Requirements =>
Repeat the records verbatim and leave the pictures out of your copy.

Supplied records =>
◆ ◆ ◆

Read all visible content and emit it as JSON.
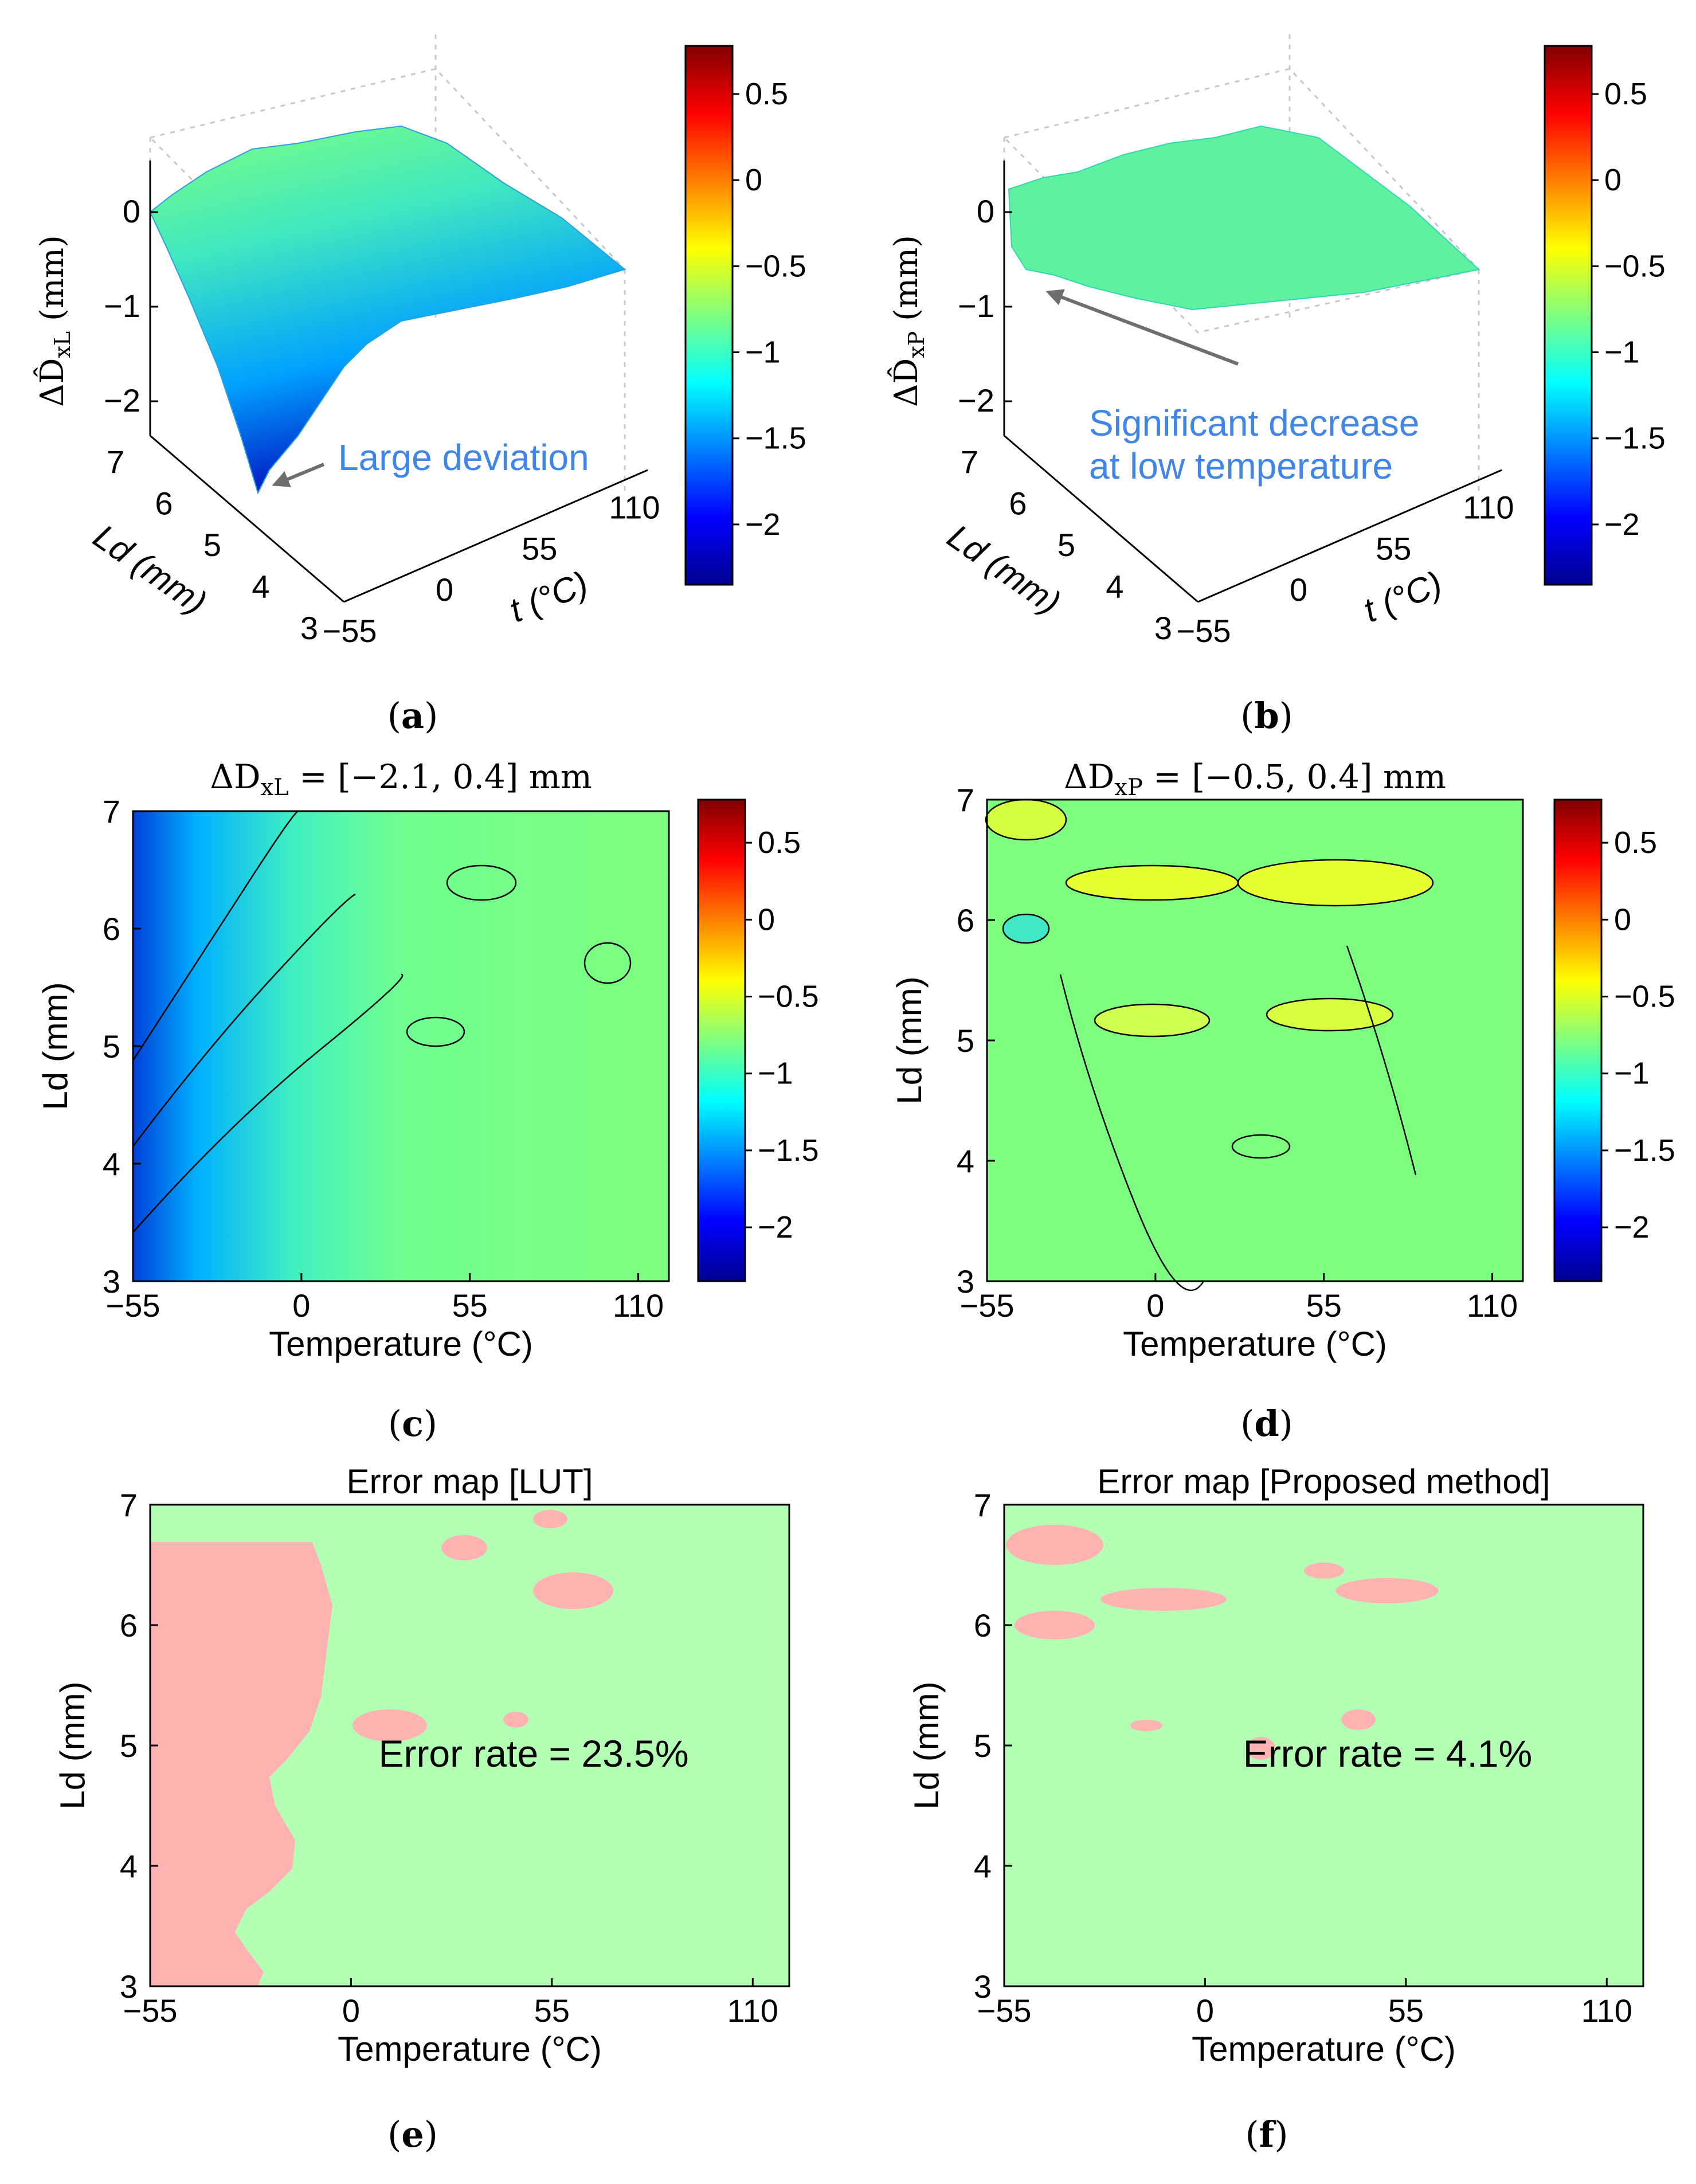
{
  "figure": {
    "colors": {
      "background": "#ffffff",
      "annotation_text": "#3f86e8",
      "arrow": "#6e6e6e",
      "error_fill": "#ffb3b3",
      "correct_fill": "#b3ffb3",
      "contour_line": "#000000"
    },
    "colorbar": {
      "ticks": [
        "0.5",
        "0",
        "−0.5",
        "−1",
        "−1.5",
        "−2"
      ],
      "tick_values": [
        0.5,
        0,
        -0.5,
        -1,
        -1.5,
        -2
      ],
      "range": [
        -2.35,
        0.78
      ],
      "colormap": "jet"
    }
  },
  "chart_data": [
    {
      "panel": "a",
      "caption": "(a)",
      "type": "surface3d",
      "zlabel": "ΔD̂xL (mm)",
      "zlabel_main": "ΔD̂",
      "zlabel_sub": "xL",
      "zlabel_unit": "(mm)",
      "ylabel": "Ld (mm)",
      "xlabel": "t (°C)",
      "x_ticks": [
        "−55",
        "0",
        "55",
        "110"
      ],
      "y_ticks": [
        "3",
        "4",
        "5",
        "6",
        "7"
      ],
      "z_ticks": [
        "0",
        "−1",
        "−2"
      ],
      "xlim": [
        -55,
        120
      ],
      "ylim": [
        3,
        7
      ],
      "zlim": [
        -2.35,
        0.78
      ],
      "annotation": "Large deviation"
    },
    {
      "panel": "b",
      "caption": "(b)",
      "type": "surface3d",
      "zlabel": "ΔD̂xP (mm)",
      "zlabel_main": "ΔD̂",
      "zlabel_sub": "xP",
      "zlabel_unit": "(mm)",
      "ylabel": "Ld (mm)",
      "xlabel": "t (°C)",
      "x_ticks": [
        "−55",
        "0",
        "55",
        "110"
      ],
      "y_ticks": [
        "3",
        "4",
        "5",
        "6",
        "7"
      ],
      "z_ticks": [
        "0",
        "−1",
        "−2"
      ],
      "xlim": [
        -55,
        120
      ],
      "ylim": [
        3,
        7
      ],
      "zlim": [
        -2.35,
        0.78
      ],
      "annotation_line1": "Significant decrease",
      "annotation_line2": "at low temperature"
    },
    {
      "panel": "c",
      "caption": "(c)",
      "type": "heatmap",
      "title": "ΔDxL = [−2.1, 0.4] mm",
      "title_main": "ΔD",
      "title_sub": "xL",
      "title_range": "= [−2.1, 0.4] mm",
      "range_values": [
        -2.1,
        0.4
      ],
      "xlabel": "Temperature (°C)",
      "ylabel": "Ld (mm)",
      "x_ticks": [
        "−55",
        "0",
        "55",
        "110"
      ],
      "x_tick_values": [
        -55,
        0,
        55,
        110
      ],
      "y_ticks": [
        "3",
        "4",
        "5",
        "6",
        "7"
      ],
      "y_tick_values": [
        3,
        4,
        5,
        6,
        7
      ],
      "xlim": [
        -55,
        120
      ],
      "ylim": [
        3,
        7
      ]
    },
    {
      "panel": "d",
      "caption": "(d)",
      "type": "heatmap",
      "title": "ΔDxP = [−0.5, 0.4] mm",
      "title_main": "ΔD",
      "title_sub": "xP",
      "title_range": "= [−0.5, 0.4] mm",
      "range_values": [
        -0.5,
        0.4
      ],
      "xlabel": "Temperature (°C)",
      "ylabel": "Ld (mm)",
      "x_ticks": [
        "−55",
        "0",
        "55",
        "110"
      ],
      "x_tick_values": [
        -55,
        0,
        55,
        110
      ],
      "y_ticks": [
        "3",
        "4",
        "5",
        "6",
        "7"
      ],
      "y_tick_values": [
        3,
        4,
        5,
        6,
        7
      ],
      "xlim": [
        -55,
        120
      ],
      "ylim": [
        3,
        7
      ]
    },
    {
      "panel": "e",
      "caption": "(e)",
      "type": "heatmap",
      "title": "Error map [LUT]",
      "xlabel": "Temperature (°C)",
      "ylabel": "Ld (mm)",
      "x_ticks": [
        "−55",
        "0",
        "55",
        "110"
      ],
      "x_tick_values": [
        -55,
        0,
        55,
        110
      ],
      "y_ticks": [
        "3",
        "4",
        "5",
        "6",
        "7"
      ],
      "y_tick_values": [
        3,
        4,
        5,
        6,
        7
      ],
      "xlim": [
        -55,
        120
      ],
      "ylim": [
        3,
        7
      ],
      "annotation": "Error rate = 23.5%",
      "error_rate_percent": 23.5
    },
    {
      "panel": "f",
      "caption": "(f)",
      "type": "heatmap",
      "title": "Error map [Proposed method]",
      "xlabel": "Temperature (°C)",
      "ylabel": "Ld (mm)",
      "x_ticks": [
        "−55",
        "0",
        "55",
        "110"
      ],
      "x_tick_values": [
        -55,
        0,
        55,
        110
      ],
      "y_ticks": [
        "3",
        "4",
        "5",
        "6",
        "7"
      ],
      "y_tick_values": [
        3,
        4,
        5,
        6,
        7
      ],
      "xlim": [
        -55,
        120
      ],
      "ylim": [
        3,
        7
      ],
      "annotation": "Error rate = 4.1%",
      "error_rate_percent": 4.1
    }
  ]
}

◆ ◆ ◆

Result for this exercise =>
Read all visible content and emit it as JSON.
{
  "figure": {
    "colors": {
      "background": "#ffffff",
      "annotation_text": "#3f86e8",
      "arrow": "#6e6e6e",
      "error_fill": "#ffb3b3",
      "correct_fill": "#b3ffb3",
      "contour_line": "#000000"
    },
    "colorbar": {
      "ticks": [
        "0.5",
        "0",
        "−0.5",
        "−1",
        "−1.5",
        "−2"
      ],
      "tick_values": [
        0.5,
        0,
        -0.5,
        -1,
        -1.5,
        -2
      ],
      "range": [
        -2.35,
        0.78
      ],
      "colormap": "jet"
    }
  },
  "chart_data": [
    {
      "panel": "a",
      "caption": "(a)",
      "type": "surface3d",
      "zlabel": "ΔD̂xL (mm)",
      "zlabel_main": "ΔD̂",
      "zlabel_sub": "xL",
      "zlabel_unit": "(mm)",
      "ylabel": "Ld (mm)",
      "xlabel": "t (°C)",
      "x_ticks": [
        "−55",
        "0",
        "55",
        "110"
      ],
      "y_ticks": [
        "3",
        "4",
        "5",
        "6",
        "7"
      ],
      "z_ticks": [
        "0",
        "−1",
        "−2"
      ],
      "xlim": [
        -55,
        120
      ],
      "ylim": [
        3,
        7
      ],
      "zlim": [
        -2.35,
        0.78
      ],
      "annotation": "Large deviation"
    },
    {
      "panel": "b",
      "caption": "(b)",
      "type": "surface3d",
      "zlabel": "ΔD̂xP (mm)",
      "zlabel_main": "ΔD̂",
      "zlabel_sub": "xP",
      "zlabel_unit": "(mm)",
      "ylabel": "Ld (mm)",
      "xlabel": "t (°C)",
      "x_ticks": [
        "−55",
        "0",
        "55",
        "110"
      ],
      "y_ticks": [
        "3",
        "4",
        "5",
        "6",
        "7"
      ],
      "z_ticks": [
        "0",
        "−1",
        "−2"
      ],
      "xlim": [
        -55,
        120
      ],
      "ylim": [
        3,
        7
      ],
      "zlim": [
        -2.35,
        0.78
      ],
      "annotation_line1": "Significant decrease",
      "annotation_line2": "at low temperature"
    },
    {
      "panel": "c",
      "caption": "(c)",
      "type": "heatmap",
      "title": "ΔDxL = [−2.1, 0.4] mm",
      "title_main": "ΔD",
      "title_sub": "xL",
      "title_range": "= [−2.1, 0.4] mm",
      "range_values": [
        -2.1,
        0.4
      ],
      "xlabel": "Temperature (°C)",
      "ylabel": "Ld (mm)",
      "x_ticks": [
        "−55",
        "0",
        "55",
        "110"
      ],
      "x_tick_values": [
        -55,
        0,
        55,
        110
      ],
      "y_ticks": [
        "3",
        "4",
        "5",
        "6",
        "7"
      ],
      "y_tick_values": [
        3,
        4,
        5,
        6,
        7
      ],
      "xlim": [
        -55,
        120
      ],
      "ylim": [
        3,
        7
      ]
    },
    {
      "panel": "d",
      "caption": "(d)",
      "type": "heatmap",
      "title": "ΔDxP = [−0.5, 0.4] mm",
      "title_main": "ΔD",
      "title_sub": "xP",
      "title_range": "= [−0.5, 0.4] mm",
      "range_values": [
        -0.5,
        0.4
      ],
      "xlabel": "Temperature (°C)",
      "ylabel": "Ld (mm)",
      "x_ticks": [
        "−55",
        "0",
        "55",
        "110"
      ],
      "x_tick_values": [
        -55,
        0,
        55,
        110
      ],
      "y_ticks": [
        "3",
        "4",
        "5",
        "6",
        "7"
      ],
      "y_tick_values": [
        3,
        4,
        5,
        6,
        7
      ],
      "xlim": [
        -55,
        120
      ],
      "ylim": [
        3,
        7
      ]
    },
    {
      "panel": "e",
      "caption": "(e)",
      "type": "heatmap",
      "title": "Error map [LUT]",
      "xlabel": "Temperature (°C)",
      "ylabel": "Ld (mm)",
      "x_ticks": [
        "−55",
        "0",
        "55",
        "110"
      ],
      "x_tick_values": [
        -55,
        0,
        55,
        110
      ],
      "y_ticks": [
        "3",
        "4",
        "5",
        "6",
        "7"
      ],
      "y_tick_values": [
        3,
        4,
        5,
        6,
        7
      ],
      "xlim": [
        -55,
        120
      ],
      "ylim": [
        3,
        7
      ],
      "annotation": "Error rate = 23.5%",
      "error_rate_percent": 23.5
    },
    {
      "panel": "f",
      "caption": "(f)",
      "type": "heatmap",
      "title": "Error map [Proposed method]",
      "xlabel": "Temperature (°C)",
      "ylabel": "Ld (mm)",
      "x_ticks": [
        "−55",
        "0",
        "55",
        "110"
      ],
      "x_tick_values": [
        -55,
        0,
        55,
        110
      ],
      "y_ticks": [
        "3",
        "4",
        "5",
        "6",
        "7"
      ],
      "y_tick_values": [
        3,
        4,
        5,
        6,
        7
      ],
      "xlim": [
        -55,
        120
      ],
      "ylim": [
        3,
        7
      ],
      "annotation": "Error rate = 4.1%",
      "error_rate_percent": 4.1
    }
  ]
}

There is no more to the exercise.